GOAL OF THE EXERCISE =
Count the lines below that contain the word "strijd". Give only the number.

(Source records)

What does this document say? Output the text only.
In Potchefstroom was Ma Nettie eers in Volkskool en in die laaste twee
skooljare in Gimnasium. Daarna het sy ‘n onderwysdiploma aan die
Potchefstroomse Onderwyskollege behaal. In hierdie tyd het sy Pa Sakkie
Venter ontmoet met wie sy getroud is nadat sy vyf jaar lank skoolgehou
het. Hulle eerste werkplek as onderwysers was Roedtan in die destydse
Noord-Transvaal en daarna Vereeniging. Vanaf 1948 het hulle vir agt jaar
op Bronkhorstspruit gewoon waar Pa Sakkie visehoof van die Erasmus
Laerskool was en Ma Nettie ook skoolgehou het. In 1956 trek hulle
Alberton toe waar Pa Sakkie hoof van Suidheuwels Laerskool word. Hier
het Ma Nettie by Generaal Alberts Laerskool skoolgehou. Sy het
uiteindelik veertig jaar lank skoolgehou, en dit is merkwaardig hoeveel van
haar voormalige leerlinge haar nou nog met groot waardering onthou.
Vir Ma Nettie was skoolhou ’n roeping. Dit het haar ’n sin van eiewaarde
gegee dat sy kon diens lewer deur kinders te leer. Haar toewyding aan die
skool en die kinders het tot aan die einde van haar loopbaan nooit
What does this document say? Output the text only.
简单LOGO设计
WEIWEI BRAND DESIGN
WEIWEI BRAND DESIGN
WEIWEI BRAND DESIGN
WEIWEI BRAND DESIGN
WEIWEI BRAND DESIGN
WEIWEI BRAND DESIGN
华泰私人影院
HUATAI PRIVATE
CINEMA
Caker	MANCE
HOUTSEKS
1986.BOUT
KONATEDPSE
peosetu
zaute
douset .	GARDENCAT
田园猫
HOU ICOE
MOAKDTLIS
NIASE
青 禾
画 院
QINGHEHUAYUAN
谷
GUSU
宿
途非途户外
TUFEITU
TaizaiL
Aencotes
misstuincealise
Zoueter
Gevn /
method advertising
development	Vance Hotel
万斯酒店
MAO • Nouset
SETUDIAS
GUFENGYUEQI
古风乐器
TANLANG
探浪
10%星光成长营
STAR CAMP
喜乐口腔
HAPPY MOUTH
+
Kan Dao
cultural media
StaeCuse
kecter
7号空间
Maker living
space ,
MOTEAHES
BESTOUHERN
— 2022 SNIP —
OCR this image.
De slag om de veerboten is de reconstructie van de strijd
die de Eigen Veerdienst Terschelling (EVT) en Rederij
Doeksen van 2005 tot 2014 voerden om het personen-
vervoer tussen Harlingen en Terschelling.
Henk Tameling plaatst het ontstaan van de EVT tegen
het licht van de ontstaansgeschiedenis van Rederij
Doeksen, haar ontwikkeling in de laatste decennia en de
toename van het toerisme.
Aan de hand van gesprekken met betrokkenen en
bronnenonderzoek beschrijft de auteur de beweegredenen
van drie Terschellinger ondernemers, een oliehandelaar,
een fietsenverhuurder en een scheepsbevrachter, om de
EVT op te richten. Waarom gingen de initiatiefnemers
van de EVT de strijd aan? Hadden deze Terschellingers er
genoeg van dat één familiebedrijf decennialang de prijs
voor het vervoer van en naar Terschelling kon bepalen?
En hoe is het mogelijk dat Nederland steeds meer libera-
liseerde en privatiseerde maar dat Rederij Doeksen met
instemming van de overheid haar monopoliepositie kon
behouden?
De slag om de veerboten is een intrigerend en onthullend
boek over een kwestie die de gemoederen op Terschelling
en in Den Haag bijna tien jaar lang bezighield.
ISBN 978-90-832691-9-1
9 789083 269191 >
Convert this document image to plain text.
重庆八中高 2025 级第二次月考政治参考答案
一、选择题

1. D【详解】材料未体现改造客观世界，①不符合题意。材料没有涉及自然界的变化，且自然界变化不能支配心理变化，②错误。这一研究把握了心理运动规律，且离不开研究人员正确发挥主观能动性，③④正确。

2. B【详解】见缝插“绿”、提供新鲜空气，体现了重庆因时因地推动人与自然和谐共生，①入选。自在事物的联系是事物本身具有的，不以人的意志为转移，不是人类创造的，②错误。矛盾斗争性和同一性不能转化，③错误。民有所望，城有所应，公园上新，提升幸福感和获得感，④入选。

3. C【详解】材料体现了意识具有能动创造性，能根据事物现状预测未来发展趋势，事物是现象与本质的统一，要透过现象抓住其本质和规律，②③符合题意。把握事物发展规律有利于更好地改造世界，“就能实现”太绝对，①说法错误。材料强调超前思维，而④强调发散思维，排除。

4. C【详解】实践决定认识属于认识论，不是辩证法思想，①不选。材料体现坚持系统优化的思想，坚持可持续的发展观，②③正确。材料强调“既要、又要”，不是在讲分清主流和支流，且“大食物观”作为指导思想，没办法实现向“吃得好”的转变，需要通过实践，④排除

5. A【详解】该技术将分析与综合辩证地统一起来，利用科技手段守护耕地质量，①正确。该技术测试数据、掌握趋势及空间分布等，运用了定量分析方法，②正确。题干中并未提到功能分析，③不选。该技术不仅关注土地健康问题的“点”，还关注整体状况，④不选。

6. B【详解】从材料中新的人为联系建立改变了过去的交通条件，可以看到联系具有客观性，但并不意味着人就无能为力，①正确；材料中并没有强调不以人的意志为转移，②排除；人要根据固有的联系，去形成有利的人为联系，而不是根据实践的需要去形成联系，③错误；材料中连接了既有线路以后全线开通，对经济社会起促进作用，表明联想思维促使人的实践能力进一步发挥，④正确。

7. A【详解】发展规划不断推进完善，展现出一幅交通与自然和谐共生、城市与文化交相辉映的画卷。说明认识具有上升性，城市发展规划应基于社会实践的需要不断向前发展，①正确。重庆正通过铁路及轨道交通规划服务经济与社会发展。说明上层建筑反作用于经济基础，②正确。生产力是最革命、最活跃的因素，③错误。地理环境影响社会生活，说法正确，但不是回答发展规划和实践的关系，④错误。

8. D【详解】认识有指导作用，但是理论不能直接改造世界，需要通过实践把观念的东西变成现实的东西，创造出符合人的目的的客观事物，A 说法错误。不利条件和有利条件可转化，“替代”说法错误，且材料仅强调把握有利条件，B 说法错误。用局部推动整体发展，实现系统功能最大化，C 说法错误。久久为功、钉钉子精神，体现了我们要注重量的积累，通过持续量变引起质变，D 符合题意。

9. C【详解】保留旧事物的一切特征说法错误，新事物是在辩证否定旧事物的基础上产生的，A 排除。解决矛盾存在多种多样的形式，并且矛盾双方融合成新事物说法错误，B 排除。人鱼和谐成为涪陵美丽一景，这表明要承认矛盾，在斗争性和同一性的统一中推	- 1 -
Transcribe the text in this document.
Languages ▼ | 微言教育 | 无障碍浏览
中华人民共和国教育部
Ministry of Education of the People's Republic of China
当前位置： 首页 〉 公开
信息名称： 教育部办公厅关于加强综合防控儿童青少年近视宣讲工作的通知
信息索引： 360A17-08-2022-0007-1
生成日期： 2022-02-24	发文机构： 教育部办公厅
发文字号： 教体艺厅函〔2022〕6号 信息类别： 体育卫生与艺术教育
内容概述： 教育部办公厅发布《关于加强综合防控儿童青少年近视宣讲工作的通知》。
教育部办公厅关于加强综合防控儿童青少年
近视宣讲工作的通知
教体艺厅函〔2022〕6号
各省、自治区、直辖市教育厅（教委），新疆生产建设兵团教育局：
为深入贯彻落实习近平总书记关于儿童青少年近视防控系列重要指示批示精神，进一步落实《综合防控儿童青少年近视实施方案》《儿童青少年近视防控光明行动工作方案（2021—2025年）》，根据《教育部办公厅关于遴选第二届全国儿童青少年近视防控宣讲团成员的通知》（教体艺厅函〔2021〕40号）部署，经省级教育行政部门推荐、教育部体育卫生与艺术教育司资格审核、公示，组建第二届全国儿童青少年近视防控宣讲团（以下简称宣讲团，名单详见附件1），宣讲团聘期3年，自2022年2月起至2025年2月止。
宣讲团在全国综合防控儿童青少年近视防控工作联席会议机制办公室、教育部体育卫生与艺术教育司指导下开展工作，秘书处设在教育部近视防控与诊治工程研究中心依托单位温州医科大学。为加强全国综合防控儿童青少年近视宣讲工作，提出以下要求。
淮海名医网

SOLVED PROBLEM =
2